#### Problem statement:
Select every line below containing the word "text".

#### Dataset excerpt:
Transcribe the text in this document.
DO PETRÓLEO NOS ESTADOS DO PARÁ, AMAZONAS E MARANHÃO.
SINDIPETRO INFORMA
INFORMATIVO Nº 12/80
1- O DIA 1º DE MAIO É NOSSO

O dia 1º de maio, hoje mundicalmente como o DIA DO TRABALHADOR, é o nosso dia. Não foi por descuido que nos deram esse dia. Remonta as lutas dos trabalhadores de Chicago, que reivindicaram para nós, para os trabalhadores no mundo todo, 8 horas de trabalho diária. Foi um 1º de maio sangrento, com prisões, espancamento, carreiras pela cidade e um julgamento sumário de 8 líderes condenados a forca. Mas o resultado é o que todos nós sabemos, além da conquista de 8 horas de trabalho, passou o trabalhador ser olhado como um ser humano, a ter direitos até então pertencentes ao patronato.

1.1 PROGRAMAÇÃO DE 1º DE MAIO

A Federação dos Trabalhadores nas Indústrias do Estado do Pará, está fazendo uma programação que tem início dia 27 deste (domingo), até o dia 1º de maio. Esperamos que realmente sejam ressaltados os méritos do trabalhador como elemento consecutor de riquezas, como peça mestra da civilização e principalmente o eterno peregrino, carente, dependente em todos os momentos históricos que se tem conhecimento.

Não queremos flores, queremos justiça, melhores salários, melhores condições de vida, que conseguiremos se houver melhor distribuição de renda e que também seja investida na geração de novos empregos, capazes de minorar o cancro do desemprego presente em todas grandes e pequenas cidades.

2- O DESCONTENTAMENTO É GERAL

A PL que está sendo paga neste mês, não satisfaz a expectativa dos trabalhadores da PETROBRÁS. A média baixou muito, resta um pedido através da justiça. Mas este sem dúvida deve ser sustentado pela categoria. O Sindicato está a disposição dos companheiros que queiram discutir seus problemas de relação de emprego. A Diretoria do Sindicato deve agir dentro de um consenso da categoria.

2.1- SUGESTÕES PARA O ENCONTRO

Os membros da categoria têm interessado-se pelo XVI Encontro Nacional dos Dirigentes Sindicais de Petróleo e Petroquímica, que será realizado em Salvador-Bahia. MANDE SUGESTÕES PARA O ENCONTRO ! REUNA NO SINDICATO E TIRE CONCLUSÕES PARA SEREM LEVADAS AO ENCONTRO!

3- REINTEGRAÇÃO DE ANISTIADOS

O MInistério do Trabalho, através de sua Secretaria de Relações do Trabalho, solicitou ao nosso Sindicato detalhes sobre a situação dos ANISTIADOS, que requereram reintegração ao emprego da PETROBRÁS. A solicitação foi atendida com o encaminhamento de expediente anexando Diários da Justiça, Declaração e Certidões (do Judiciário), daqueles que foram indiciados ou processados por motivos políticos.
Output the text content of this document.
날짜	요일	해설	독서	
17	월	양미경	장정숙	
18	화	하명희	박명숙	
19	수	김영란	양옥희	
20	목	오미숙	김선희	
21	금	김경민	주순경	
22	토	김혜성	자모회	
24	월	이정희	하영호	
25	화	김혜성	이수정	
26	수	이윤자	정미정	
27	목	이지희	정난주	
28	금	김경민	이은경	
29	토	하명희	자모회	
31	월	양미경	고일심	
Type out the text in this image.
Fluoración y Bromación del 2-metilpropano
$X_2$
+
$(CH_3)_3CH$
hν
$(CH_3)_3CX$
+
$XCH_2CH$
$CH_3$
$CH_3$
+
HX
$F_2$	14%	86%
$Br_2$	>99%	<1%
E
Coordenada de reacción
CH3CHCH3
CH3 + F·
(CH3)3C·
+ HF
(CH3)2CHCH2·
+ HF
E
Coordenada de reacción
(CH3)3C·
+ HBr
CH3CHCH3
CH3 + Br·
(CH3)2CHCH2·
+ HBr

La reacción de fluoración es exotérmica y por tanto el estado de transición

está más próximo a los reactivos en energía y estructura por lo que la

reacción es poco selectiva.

#### Task output:
Transcribe the text in this document.
Output the text content of this document.
Type out the text in this image.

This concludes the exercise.